- **WORK REQUIRED**
Transcribe the entries below exactly; leave every image out.

- **DATA TO USE**
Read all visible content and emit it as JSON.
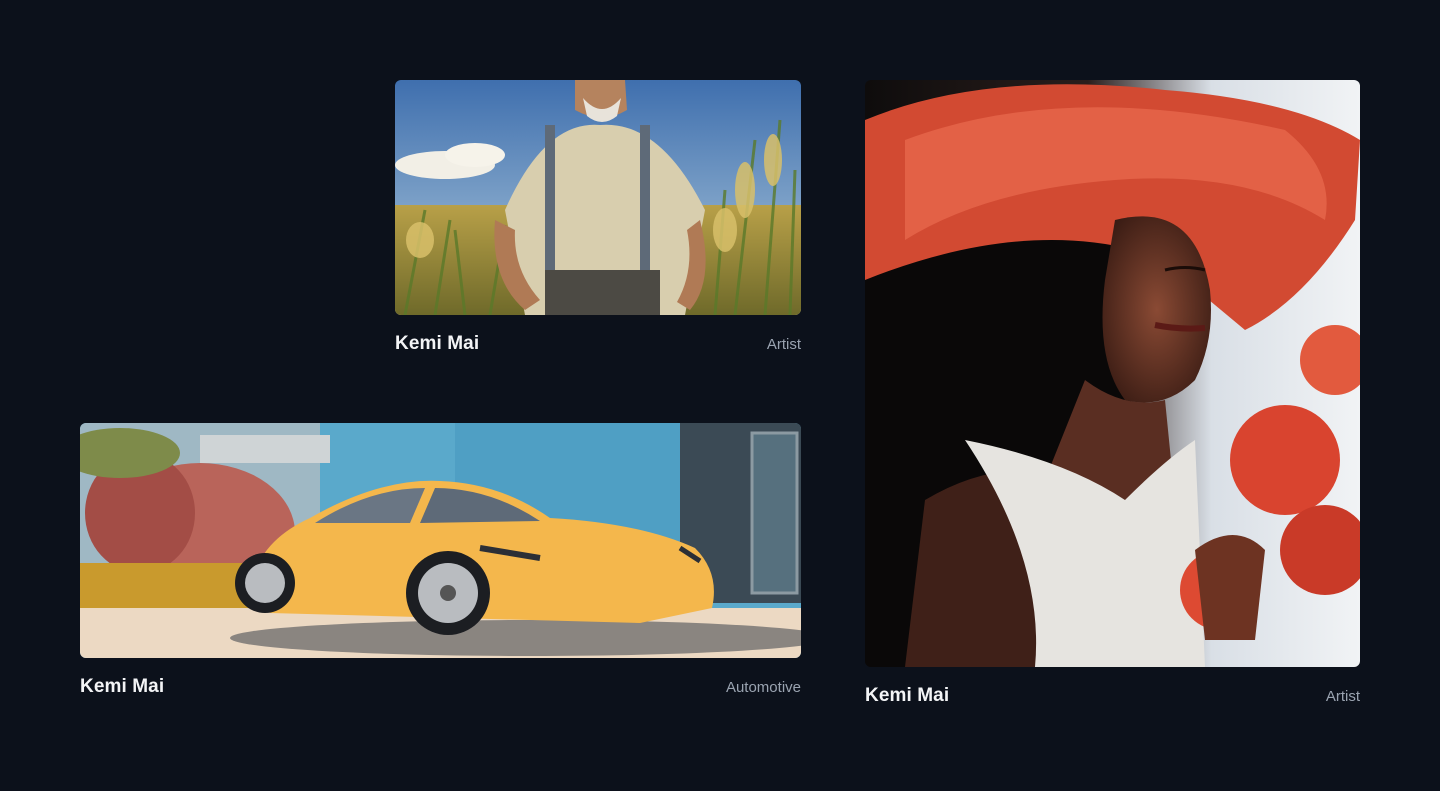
{
  "gallery": {
    "items": [
      {
        "title": "Kemi Mai",
        "category": "Artist",
        "image": "farmer-in-cornfield-illustration"
      },
      {
        "title": "Kemi Mai",
        "category": "Automotive",
        "image": "yellow-sports-car-illustration"
      },
      {
        "title": "Kemi Mai",
        "category": "Artist",
        "image": "woman-red-hat-roses-illustration"
      }
    ]
  },
  "colors": {
    "background": "#0c111b",
    "title_text": "#f3f4f6",
    "category_text": "#9aa3b0"
  }
}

- **SOLUTION TO THIS EXERCISE**
Read all visible content and emit it as JSON.
{
  "gallery": {
    "items": [
      {
        "title": "Kemi Mai",
        "category": "Artist",
        "image": "farmer-in-cornfield-illustration"
      },
      {
        "title": "Kemi Mai",
        "category": "Automotive",
        "image": "yellow-sports-car-illustration"
      },
      {
        "title": "Kemi Mai",
        "category": "Artist",
        "image": "woman-red-hat-roses-illustration"
      }
    ]
  },
  "colors": {
    "background": "#0c111b",
    "title_text": "#f3f4f6",
    "category_text": "#9aa3b0"
  }
}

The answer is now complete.